▶ [O que se pede] Transcreva sem alterações, do texto abaixo sobre a suposta crise do MST, o trecho que se inicia nas palavras "Mais uma vez, o" e termina em "da Reforma Agrária.".

▶ [Trecho fornecido]
"Crise é papo da direita para tirar da pauta a reforma agrária", diz dirigente do MST
Por Igor Felippe Santos Do Setor de Comunicação do MST (via e-mail)
Mais uma vez, o Estadão insiste que o MST vive um "cenário de crise" e de "esvaziamento da sua luta por reforma agrária" com "pano de fundo desanimador", na página A13 deste domingo, assinada por Gabriel Manzano.
Em uma matéria editorializada, sem entrevista com nenhum dirigente do Movimento nem qualquer analista para referendar essas teses, aparece a tática do jornal de enfraquecer a bandeira da Reforma Agrária colocando em crise os protagonistas da luta, os movimentos sociais, especialmente o MST.
A primeira matéria sobre uma suposta crise do MST no Estadão apareceu no final de março, que projetava uma jornada de lutas fraca em abril. A tese do jornal foi rebatida pelo Blog da Reforma Agrária.
Agora, os números da jornada de lutas, com 70 ocupações e protestos em 19 estados e no Distrito Federal, jogam por terra a idéia de crise, uma vez que o número de ocupações está entre os maiores dos últimos 10 anos.

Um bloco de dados

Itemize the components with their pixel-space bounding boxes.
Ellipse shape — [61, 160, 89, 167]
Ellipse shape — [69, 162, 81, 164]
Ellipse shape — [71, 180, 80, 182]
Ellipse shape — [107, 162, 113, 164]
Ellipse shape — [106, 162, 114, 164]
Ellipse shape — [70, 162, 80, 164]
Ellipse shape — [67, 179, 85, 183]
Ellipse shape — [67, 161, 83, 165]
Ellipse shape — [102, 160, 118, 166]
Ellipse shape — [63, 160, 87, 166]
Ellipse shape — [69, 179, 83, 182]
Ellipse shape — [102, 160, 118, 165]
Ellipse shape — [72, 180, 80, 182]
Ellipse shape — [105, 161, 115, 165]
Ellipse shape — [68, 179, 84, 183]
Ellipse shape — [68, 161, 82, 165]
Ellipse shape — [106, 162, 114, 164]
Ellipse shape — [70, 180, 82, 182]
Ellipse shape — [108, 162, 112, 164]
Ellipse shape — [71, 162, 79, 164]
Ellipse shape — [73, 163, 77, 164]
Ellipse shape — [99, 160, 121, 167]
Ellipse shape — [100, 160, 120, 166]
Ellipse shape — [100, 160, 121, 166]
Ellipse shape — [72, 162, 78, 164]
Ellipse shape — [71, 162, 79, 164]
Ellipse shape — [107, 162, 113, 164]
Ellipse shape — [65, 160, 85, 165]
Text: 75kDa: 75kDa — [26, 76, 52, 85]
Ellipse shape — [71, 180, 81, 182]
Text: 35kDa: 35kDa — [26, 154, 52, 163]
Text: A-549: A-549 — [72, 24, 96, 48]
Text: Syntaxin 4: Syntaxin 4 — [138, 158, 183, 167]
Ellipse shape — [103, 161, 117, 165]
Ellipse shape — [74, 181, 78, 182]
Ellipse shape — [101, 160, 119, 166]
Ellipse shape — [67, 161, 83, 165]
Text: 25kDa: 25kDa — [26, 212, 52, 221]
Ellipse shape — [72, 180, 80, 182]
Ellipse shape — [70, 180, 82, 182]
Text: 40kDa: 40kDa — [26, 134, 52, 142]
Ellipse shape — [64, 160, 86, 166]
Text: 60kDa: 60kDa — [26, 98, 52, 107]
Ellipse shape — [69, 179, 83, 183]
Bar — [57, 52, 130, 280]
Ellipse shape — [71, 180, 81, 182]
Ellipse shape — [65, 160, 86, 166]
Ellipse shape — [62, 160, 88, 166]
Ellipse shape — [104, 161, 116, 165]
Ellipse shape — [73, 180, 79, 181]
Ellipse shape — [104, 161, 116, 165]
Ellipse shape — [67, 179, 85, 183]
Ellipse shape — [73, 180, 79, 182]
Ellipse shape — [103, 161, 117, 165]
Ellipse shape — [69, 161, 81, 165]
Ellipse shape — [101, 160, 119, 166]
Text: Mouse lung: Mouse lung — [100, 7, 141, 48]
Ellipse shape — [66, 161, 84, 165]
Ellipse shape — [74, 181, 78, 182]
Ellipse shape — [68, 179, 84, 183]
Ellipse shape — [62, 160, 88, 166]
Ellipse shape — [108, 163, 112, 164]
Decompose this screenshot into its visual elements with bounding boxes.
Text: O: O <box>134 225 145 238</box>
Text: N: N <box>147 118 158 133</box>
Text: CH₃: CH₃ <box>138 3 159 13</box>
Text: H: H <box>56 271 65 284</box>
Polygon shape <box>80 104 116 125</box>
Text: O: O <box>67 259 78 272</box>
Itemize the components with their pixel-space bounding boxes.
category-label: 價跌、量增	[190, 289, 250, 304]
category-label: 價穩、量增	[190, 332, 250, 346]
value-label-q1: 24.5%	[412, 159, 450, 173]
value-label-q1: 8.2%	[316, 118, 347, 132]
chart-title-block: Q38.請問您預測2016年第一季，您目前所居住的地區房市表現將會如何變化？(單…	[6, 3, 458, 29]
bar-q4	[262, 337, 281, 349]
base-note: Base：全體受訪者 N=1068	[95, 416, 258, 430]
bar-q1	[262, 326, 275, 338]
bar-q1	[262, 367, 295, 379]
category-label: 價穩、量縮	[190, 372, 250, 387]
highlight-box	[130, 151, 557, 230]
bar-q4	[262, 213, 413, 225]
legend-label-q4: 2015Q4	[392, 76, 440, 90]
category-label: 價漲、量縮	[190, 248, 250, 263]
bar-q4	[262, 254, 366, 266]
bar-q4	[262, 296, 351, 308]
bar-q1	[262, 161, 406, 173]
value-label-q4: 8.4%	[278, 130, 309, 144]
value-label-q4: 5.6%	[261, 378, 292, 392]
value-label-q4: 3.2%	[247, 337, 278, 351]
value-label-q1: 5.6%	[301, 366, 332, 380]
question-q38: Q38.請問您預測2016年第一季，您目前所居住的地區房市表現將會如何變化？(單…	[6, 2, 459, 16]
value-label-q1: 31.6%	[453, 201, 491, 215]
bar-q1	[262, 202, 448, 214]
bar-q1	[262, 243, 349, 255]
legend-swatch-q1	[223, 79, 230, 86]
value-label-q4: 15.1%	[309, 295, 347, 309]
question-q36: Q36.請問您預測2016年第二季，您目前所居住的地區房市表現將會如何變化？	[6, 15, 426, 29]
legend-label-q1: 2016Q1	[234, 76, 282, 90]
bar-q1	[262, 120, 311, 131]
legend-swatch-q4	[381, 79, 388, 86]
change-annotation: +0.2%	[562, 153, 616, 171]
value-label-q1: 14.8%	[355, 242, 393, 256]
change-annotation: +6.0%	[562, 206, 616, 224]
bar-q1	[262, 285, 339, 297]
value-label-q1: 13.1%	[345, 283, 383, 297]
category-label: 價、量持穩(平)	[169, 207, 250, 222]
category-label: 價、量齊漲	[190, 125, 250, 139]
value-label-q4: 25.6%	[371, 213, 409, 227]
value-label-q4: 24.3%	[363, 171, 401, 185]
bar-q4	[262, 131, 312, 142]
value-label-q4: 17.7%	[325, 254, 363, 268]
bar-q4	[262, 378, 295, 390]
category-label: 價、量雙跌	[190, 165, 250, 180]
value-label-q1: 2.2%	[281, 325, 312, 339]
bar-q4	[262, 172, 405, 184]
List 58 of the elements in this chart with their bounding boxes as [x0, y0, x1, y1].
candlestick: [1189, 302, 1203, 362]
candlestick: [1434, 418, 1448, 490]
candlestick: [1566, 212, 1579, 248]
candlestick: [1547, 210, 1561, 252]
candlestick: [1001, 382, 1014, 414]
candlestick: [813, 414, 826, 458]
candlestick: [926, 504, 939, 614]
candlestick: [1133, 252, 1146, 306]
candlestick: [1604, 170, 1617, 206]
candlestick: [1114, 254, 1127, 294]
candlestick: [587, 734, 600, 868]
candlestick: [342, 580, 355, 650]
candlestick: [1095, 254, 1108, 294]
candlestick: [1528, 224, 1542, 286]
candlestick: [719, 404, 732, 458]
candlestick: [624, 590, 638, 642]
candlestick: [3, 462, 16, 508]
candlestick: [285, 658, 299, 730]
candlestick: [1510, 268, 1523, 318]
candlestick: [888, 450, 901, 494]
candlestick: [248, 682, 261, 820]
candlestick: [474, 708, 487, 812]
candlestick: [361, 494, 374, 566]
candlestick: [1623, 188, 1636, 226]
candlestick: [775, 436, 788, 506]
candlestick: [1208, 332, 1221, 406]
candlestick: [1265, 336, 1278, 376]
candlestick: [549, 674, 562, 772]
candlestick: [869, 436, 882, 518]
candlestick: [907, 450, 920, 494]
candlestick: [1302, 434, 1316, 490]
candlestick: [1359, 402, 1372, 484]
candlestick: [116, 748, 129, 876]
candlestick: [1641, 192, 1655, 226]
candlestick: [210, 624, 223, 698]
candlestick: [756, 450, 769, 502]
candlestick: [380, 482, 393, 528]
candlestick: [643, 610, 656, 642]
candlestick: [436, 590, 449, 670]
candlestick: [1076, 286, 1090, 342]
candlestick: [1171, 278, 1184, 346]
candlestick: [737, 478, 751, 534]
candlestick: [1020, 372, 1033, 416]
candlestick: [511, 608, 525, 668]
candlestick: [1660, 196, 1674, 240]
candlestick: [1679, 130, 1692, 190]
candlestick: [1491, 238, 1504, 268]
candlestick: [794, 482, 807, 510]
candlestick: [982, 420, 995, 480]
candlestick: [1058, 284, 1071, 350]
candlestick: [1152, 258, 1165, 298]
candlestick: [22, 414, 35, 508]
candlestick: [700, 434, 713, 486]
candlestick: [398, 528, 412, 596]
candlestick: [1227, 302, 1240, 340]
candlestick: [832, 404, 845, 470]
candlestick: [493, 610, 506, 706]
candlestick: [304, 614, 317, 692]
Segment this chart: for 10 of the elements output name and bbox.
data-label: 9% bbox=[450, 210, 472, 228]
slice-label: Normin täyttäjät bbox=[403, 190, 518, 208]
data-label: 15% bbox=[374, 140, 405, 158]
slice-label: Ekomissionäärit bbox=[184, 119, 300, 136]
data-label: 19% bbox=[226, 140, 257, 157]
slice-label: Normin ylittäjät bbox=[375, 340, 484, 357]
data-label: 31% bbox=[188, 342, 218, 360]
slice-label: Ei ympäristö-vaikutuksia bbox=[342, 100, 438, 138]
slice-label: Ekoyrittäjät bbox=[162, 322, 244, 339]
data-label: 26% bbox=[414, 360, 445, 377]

▶ [Resposta à tarefa]
Mais uma vez, o Estadão insiste que o MST vive um "cenário de crise" e de "esvaziamento da sua luta por reforma agrária" com "pano de fundo desanimador", na página A13 deste domingo, assinada por Gabriel Manzano.
Em uma matéria editorializada, sem entrevista com nenhum dirigente do Movimento nem qualquer analista para referendar essas teses, aparece a tática do jornal de enfraquecer a bandeira da Reforma Agrária colocando em crise os protagonistas da luta, os movimentos sociais, especialmente o MST.
A primeira matéria sobre uma suposta crise do MST no Estadão apareceu no final de março, que projetava uma jornada de lutas fraca em abril. A tese do jornal foi rebatida pelo Blog da Reforma Agrária.